• **WHAT IS BEING ASKED**:
Extract all of the entries and set them down verbatim.

■ ■ ■

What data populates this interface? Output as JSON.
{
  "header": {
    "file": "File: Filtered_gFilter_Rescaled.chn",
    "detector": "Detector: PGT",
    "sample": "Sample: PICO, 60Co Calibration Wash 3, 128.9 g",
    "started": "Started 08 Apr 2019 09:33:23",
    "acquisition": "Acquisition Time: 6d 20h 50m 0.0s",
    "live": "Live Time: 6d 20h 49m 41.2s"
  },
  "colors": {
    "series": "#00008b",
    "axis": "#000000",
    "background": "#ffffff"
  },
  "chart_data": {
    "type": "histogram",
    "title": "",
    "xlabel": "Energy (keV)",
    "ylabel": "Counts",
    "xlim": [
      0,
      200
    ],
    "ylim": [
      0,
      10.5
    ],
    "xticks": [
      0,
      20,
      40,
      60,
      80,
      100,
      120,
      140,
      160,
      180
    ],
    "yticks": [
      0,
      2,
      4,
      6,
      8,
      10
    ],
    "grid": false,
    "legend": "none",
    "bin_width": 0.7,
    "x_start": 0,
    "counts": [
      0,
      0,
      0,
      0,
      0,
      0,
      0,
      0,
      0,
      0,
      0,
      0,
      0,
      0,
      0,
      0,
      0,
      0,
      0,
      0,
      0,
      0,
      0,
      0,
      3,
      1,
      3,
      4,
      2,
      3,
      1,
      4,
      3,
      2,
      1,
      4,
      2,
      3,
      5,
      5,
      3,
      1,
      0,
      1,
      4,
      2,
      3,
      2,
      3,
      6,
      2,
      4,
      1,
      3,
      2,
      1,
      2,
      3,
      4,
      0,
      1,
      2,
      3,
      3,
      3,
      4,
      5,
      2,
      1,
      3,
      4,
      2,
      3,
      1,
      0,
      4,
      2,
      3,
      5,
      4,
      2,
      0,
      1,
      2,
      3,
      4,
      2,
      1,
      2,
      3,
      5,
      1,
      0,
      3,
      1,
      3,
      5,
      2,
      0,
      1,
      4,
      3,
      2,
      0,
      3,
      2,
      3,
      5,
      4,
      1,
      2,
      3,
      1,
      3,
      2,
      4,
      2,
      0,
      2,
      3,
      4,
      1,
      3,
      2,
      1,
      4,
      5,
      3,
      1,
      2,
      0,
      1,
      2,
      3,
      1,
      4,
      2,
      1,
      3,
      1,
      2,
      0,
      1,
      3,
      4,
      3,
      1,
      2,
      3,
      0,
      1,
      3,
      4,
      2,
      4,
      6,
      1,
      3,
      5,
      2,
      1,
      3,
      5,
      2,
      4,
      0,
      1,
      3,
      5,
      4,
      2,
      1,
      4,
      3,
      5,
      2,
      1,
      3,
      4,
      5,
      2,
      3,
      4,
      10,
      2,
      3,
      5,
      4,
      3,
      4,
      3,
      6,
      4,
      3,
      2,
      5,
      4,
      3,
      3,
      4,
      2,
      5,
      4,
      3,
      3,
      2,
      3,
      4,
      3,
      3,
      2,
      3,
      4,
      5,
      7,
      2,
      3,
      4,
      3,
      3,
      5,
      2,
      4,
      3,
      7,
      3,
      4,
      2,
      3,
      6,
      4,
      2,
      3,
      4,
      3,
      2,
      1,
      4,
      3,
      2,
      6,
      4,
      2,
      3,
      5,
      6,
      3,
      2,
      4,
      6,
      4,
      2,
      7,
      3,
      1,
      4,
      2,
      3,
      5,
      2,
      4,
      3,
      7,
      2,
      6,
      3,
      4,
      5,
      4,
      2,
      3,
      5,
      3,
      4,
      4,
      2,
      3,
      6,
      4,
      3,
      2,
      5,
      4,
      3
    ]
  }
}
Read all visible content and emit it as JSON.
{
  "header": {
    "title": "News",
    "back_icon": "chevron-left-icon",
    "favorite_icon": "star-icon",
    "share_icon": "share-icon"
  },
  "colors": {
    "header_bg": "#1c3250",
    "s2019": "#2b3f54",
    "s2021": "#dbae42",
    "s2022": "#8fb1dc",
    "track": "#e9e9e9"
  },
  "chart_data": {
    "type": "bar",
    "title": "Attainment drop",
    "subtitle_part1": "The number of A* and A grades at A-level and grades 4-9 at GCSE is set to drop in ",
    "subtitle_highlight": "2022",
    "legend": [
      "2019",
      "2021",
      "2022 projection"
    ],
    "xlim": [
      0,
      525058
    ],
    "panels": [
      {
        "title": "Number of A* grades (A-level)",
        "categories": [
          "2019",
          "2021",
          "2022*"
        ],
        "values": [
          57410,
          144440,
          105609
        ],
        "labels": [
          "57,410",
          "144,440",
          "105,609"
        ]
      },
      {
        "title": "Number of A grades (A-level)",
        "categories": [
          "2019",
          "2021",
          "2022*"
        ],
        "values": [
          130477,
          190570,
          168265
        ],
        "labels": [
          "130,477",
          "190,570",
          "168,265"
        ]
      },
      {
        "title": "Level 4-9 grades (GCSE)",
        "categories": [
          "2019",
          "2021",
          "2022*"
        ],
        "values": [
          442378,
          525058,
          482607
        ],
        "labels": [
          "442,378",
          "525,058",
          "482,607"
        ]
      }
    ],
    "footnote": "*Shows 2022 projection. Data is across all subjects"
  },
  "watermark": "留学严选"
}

■ ■ ■

• **OUTPUT OF THE TASK**:
What data populates this interface? Output as JSON.
{
  "header": {
    "file": "File: Filtered_gFilter_Rescaled.chn",
    "detector": "Detector: PGT",
    "sample": "Sample: PICO, 60Co Calibration Wash 3, 128.9 g",
    "started": "Started 08 Apr 2019 09:33:23",
    "acquisition": "Acquisition Time: 6d 20h 50m 0.0s",
    "live": "Live Time: 6d 20h 49m 41.2s"
  },
  "colors": {
    "series": "#00008b",
    "axis": "#000000",
    "background": "#ffffff"
  },
  "chart_data": {
    "type": "histogram",
    "title": "",
    "xlabel": "Energy (keV)",
    "ylabel": "Counts",
    "xlim": [
      0,
      200
    ],
    "ylim": [
      0,
      10.5
    ],
    "xticks": [
      0,
      20,
      40,
      60,
      80,
      100,
      120,
      140,
      160,
      180
    ],
    "yticks": [
      0,
      2,
      4,
      6,
      8,
      10
    ],
    "grid": false,
    "legend": "none",
    "bin_width": 0.7,
    "x_start": 0,
    "counts": [
      0,
      0,
      0,
      0,
      0,
      0,
      0,
      0,
      0,
      0,
      0,
      0,
      0,
      0,
      0,
      0,
      0,
      0,
      0,
      0,
      0,
      0,
      0,
      0,
      3,
      1,
      3,
      4,
      2,
      3,
      1,
      4,
      3,
      2,
      1,
      4,
      2,
      3,
      5,
      5,
      3,
      1,
      0,
      1,
      4,
      2,
      3,
      2,
      3,
      6,
      2,
      4,
      1,
      3,
      2,
      1,
      2,
      3,
      4,
      0,
      1,
      2,
      3,
      3,
      3,
      4,
      5,
      2,
      1,
      3,
      4,
      2,
      3,
      1,
      0,
      4,
      2,
      3,
      5,
      4,
      2,
      0,
      1,
      2,
      3,
      4,
      2,
      1,
      2,
      3,
      5,
      1,
      0,
      3,
      1,
      3,
      5,
      2,
      0,
      1,
      4,
      3,
      2,
      0,
      3,
      2,
      3,
      5,
      4,
      1,
      2,
      3,
      1,
      3,
      2,
      4,
      2,
      0,
      2,
      3,
      4,
      1,
      3,
      2,
      1,
      4,
      5,
      3,
      1,
      2,
      0,
      1,
      2,
      3,
      1,
      4,
      2,
      1,
      3,
      1,
      2,
      0,
      1,
      3,
      4,
      3,
      1,
      2,
      3,
      0,
      1,
      3,
      4,
      2,
      4,
      6,
      1,
      3,
      5,
      2,
      1,
      3,
      5,
      2,
      4,
      0,
      1,
      3,
      5,
      4,
      2,
      1,
      4,
      3,
      5,
      2,
      1,
      3,
      4,
      5,
      2,
      3,
      4,
      10,
      2,
      3,
      5,
      4,
      3,
      4,
      3,
      6,
      4,
      3,
      2,
      5,
      4,
      3,
      3,
      4,
      2,
      5,
      4,
      3,
      3,
      2,
      3,
      4,
      3,
      3,
      2,
      3,
      4,
      5,
      7,
      2,
      3,
      4,
      3,
      3,
      5,
      2,
      4,
      3,
      7,
      3,
      4,
      2,
      3,
      6,
      4,
      2,
      3,
      4,
      3,
      2,
      1,
      4,
      3,
      2,
      6,
      4,
      2,
      3,
      5,
      6,
      3,
      2,
      4,
      6,
      4,
      2,
      7,
      3,
      1,
      4,
      2,
      3,
      5,
      2,
      4,
      3,
      7,
      2,
      6,
      3,
      4,
      5,
      4,
      2,
      3,
      5,
      3,
      4,
      4,
      2,
      3,
      6,
      4,
      3,
      2,
      5,
      4,
      3
    ]
  }
}
Read all visible content and emit it as JSON.
{
  "header": {
    "title": "News",
    "back_icon": "chevron-left-icon",
    "favorite_icon": "star-icon",
    "share_icon": "share-icon"
  },
  "colors": {
    "header_bg": "#1c3250",
    "s2019": "#2b3f54",
    "s2021": "#dbae42",
    "s2022": "#8fb1dc",
    "track": "#e9e9e9"
  },
  "chart_data": {
    "type": "bar",
    "title": "Attainment drop",
    "subtitle_part1": "The number of A* and A grades at A-level and grades 4-9 at GCSE is set to drop in ",
    "subtitle_highlight": "2022",
    "legend": [
      "2019",
      "2021",
      "2022 projection"
    ],
    "xlim": [
      0,
      525058
    ],
    "panels": [
      {
        "title": "Number of A* grades (A-level)",
        "categories": [
          "2019",
          "2021",
          "2022*"
        ],
        "values": [
          57410,
          144440,
          105609
        ],
        "labels": [
          "57,410",
          "144,440",
          "105,609"
        ]
      },
      {
        "title": "Number of A grades (A-level)",
        "categories": [
          "2019",
          "2021",
          "2022*"
        ],
        "values": [
          130477,
          190570,
          168265
        ],
        "labels": [
          "130,477",
          "190,570",
          "168,265"
        ]
      },
      {
        "title": "Level 4-9 grades (GCSE)",
        "categories": [
          "2019",
          "2021",
          "2022*"
        ],
        "values": [
          442378,
          525058,
          482607
        ],
        "labels": [
          "442,378",
          "525,058",
          "482,607"
        ]
      }
    ],
    "footnote": "*Shows 2022 projection. Data is across all subjects"
  },
  "watermark": "留学严选"
}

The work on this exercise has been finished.